___ Entries supplied ___
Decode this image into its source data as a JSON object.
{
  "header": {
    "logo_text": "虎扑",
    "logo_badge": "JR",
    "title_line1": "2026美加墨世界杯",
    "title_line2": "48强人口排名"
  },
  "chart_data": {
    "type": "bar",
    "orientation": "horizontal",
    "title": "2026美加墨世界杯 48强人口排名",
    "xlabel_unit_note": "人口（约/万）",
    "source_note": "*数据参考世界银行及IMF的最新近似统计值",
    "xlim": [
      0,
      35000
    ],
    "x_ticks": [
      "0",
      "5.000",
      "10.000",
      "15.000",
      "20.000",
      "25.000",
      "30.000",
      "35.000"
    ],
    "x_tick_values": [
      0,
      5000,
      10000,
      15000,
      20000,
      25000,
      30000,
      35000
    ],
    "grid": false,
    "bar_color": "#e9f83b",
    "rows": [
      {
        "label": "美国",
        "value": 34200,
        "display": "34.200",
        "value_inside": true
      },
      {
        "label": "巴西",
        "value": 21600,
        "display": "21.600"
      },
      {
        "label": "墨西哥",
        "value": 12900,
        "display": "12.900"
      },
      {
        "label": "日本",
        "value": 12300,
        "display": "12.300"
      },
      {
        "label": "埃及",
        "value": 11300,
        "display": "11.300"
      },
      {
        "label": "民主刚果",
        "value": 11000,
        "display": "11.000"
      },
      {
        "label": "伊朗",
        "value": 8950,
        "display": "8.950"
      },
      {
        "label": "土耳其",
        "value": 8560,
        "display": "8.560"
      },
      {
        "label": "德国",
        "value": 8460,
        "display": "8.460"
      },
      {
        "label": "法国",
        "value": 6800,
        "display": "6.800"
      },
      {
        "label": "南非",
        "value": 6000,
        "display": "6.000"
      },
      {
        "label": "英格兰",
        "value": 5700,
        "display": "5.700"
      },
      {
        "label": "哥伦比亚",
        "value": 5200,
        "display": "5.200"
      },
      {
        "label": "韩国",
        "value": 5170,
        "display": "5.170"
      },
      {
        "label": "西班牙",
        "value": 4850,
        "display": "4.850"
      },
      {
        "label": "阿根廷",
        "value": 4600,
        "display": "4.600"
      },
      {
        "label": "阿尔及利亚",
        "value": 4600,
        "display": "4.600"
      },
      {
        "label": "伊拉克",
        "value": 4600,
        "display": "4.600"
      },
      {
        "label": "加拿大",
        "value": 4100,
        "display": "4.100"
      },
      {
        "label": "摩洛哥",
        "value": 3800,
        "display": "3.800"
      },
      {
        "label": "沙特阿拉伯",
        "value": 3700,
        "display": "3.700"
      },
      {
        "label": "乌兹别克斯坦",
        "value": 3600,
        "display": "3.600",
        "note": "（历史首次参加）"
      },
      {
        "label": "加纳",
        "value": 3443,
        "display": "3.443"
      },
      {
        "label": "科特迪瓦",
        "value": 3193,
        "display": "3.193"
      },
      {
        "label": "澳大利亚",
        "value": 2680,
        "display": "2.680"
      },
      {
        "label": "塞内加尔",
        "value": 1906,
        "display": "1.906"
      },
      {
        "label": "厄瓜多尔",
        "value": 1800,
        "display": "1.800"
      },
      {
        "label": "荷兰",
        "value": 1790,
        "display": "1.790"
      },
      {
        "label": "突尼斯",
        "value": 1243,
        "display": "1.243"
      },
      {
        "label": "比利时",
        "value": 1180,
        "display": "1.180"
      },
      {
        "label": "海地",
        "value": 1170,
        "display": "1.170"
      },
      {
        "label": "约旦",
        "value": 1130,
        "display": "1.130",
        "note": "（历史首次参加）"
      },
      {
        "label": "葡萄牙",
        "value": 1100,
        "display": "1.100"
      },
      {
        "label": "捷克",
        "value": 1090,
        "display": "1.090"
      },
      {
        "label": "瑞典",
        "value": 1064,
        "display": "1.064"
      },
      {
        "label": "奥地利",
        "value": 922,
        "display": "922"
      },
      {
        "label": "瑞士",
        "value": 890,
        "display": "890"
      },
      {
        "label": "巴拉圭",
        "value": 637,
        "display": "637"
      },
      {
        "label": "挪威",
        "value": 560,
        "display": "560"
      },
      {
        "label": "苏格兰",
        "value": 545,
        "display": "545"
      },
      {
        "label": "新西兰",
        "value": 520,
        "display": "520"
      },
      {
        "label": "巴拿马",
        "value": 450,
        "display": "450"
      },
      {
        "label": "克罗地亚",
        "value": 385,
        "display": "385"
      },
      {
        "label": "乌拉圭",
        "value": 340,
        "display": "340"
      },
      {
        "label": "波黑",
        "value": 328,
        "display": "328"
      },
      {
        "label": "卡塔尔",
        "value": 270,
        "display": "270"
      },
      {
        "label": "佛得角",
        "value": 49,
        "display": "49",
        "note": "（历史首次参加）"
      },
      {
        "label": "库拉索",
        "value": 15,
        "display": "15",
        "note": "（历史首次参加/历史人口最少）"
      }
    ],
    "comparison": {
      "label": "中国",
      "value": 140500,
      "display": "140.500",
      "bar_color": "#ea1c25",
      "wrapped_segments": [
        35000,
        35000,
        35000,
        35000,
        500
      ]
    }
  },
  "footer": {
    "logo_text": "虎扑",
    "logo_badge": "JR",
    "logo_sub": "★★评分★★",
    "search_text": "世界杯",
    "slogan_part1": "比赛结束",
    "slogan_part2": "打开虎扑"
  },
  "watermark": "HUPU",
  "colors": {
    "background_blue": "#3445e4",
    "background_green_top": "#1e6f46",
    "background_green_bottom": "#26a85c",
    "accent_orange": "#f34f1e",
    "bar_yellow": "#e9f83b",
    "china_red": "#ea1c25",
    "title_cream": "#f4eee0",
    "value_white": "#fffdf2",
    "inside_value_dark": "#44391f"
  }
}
___
▸ Given problem
Return the material exactly as it stands.

▸ Expected output
Decode this image into its source data as a JSON object.
{
  "header": {
    "logo_text": "虎扑",
    "logo_badge": "JR",
    "title_line1": "2026美加墨世界杯",
    "title_line2": "48强人口排名"
  },
  "chart_data": {
    "type": "bar",
    "orientation": "horizontal",
    "title": "2026美加墨世界杯 48强人口排名",
    "xlabel_unit_note": "人口（约/万）",
    "source_note": "*数据参考世界银行及IMF的最新近似统计值",
    "xlim": [
      0,
      35000
    ],
    "x_ticks": [
      "0",
      "5.000",
      "10.000",
      "15.000",
      "20.000",
      "25.000",
      "30.000",
      "35.000"
    ],
    "x_tick_values": [
      0,
      5000,
      10000,
      15000,
      20000,
      25000,
      30000,
      35000
    ],
    "grid": false,
    "bar_color": "#e9f83b",
    "rows": [
      {
        "label": "美国",
        "value": 34200,
        "display": "34.200",
        "value_inside": true
      },
      {
        "label": "巴西",
        "value": 21600,
        "display": "21.600"
      },
      {
        "label": "墨西哥",
        "value": 12900,
        "display": "12.900"
      },
      {
        "label": "日本",
        "value": 12300,
        "display": "12.300"
      },
      {
        "label": "埃及",
        "value": 11300,
        "display": "11.300"
      },
      {
        "label": "民主刚果",
        "value": 11000,
        "display": "11.000"
      },
      {
        "label": "伊朗",
        "value": 8950,
        "display": "8.950"
      },
      {
        "label": "土耳其",
        "value": 8560,
        "display": "8.560"
      },
      {
        "label": "德国",
        "value": 8460,
        "display": "8.460"
      },
      {
        "label": "法国",
        "value": 6800,
        "display": "6.800"
      },
      {
        "label": "南非",
        "value": 6000,
        "display": "6.000"
      },
      {
        "label": "英格兰",
        "value": 5700,
        "display": "5.700"
      },
      {
        "label": "哥伦比亚",
        "value": 5200,
        "display": "5.200"
      },
      {
        "label": "韩国",
        "value": 5170,
        "display": "5.170"
      },
      {
        "label": "西班牙",
        "value": 4850,
        "display": "4.850"
      },
      {
        "label": "阿根廷",
        "value": 4600,
        "display": "4.600"
      },
      {
        "label": "阿尔及利亚",
        "value": 4600,
        "display": "4.600"
      },
      {
        "label": "伊拉克",
        "value": 4600,
        "display": "4.600"
      },
      {
        "label": "加拿大",
        "value": 4100,
        "display": "4.100"
      },
      {
        "label": "摩洛哥",
        "value": 3800,
        "display": "3.800"
      },
      {
        "label": "沙特阿拉伯",
        "value": 3700,
        "display": "3.700"
      },
      {
        "label": "乌兹别克斯坦",
        "value": 3600,
        "display": "3.600",
        "note": "（历史首次参加）"
      },
      {
        "label": "加纳",
        "value": 3443,
        "display": "3.443"
      },
      {
        "label": "科特迪瓦",
        "value": 3193,
        "display": "3.193"
      },
      {
        "label": "澳大利亚",
        "value": 2680,
        "display": "2.680"
      },
      {
        "label": "塞内加尔",
        "value": 1906,
        "display": "1.906"
      },
      {
        "label": "厄瓜多尔",
        "value": 1800,
        "display": "1.800"
      },
      {
        "label": "荷兰",
        "value": 1790,
        "display": "1.790"
      },
      {
        "label": "突尼斯",
        "value": 1243,
        "display": "1.243"
      },
      {
        "label": "比利时",
        "value": 1180,
        "display": "1.180"
      },
      {
        "label": "海地",
        "value": 1170,
        "display": "1.170"
      },
      {
        "label": "约旦",
        "value": 1130,
        "display": "1.130",
        "note": "（历史首次参加）"
      },
      {
        "label": "葡萄牙",
        "value": 1100,
        "display": "1.100"
      },
      {
        "label": "捷克",
        "value": 1090,
        "display": "1.090"
      },
      {
        "label": "瑞典",
        "value": 1064,
        "display": "1.064"
      },
      {
        "label": "奥地利",
        "value": 922,
        "display": "922"
      },
      {
        "label": "瑞士",
        "value": 890,
        "display": "890"
      },
      {
        "label": "巴拉圭",
        "value": 637,
        "display": "637"
      },
      {
        "label": "挪威",
        "value": 560,
        "display": "560"
      },
      {
        "label": "苏格兰",
        "value": 545,
        "display": "545"
      },
      {
        "label": "新西兰",
        "value": 520,
        "display": "520"
      },
      {
        "label": "巴拿马",
        "value": 450,
        "display": "450"
      },
      {
        "label": "克罗地亚",
        "value": 385,
        "display": "385"
      },
      {
        "label": "乌拉圭",
        "value": 340,
        "display": "340"
      },
      {
        "label": "波黑",
        "value": 328,
        "display": "328"
      },
      {
        "label": "卡塔尔",
        "value": 270,
        "display": "270"
      },
      {
        "label": "佛得角",
        "value": 49,
        "display": "49",
        "note": "（历史首次参加）"
      },
      {
        "label": "库拉索",
        "value": 15,
        "display": "15",
        "note": "（历史首次参加/历史人口最少）"
      }
    ],
    "comparison": {
      "label": "中国",
      "value": 140500,
      "display": "140.500",
      "bar_color": "#ea1c25",
      "wrapped_segments": [
        35000,
        35000,
        35000,
        35000,
        500
      ]
    }
  },
  "footer": {
    "logo_text": "虎扑",
    "logo_badge": "JR",
    "logo_sub": "★★评分★★",
    "search_text": "世界杯",
    "slogan_part1": "比赛结束",
    "slogan_part2": "打开虎扑"
  },
  "watermark": "HUPU",
  "colors": {
    "background_blue": "#3445e4",
    "background_green_top": "#1e6f46",
    "background_green_bottom": "#26a85c",
    "accent_orange": "#f34f1e",
    "bar_yellow": "#e9f83b",
    "china_red": "#ea1c25",
    "title_cream": "#f4eee0",
    "value_white": "#fffdf2",
    "inside_value_dark": "#44391f"
  }
}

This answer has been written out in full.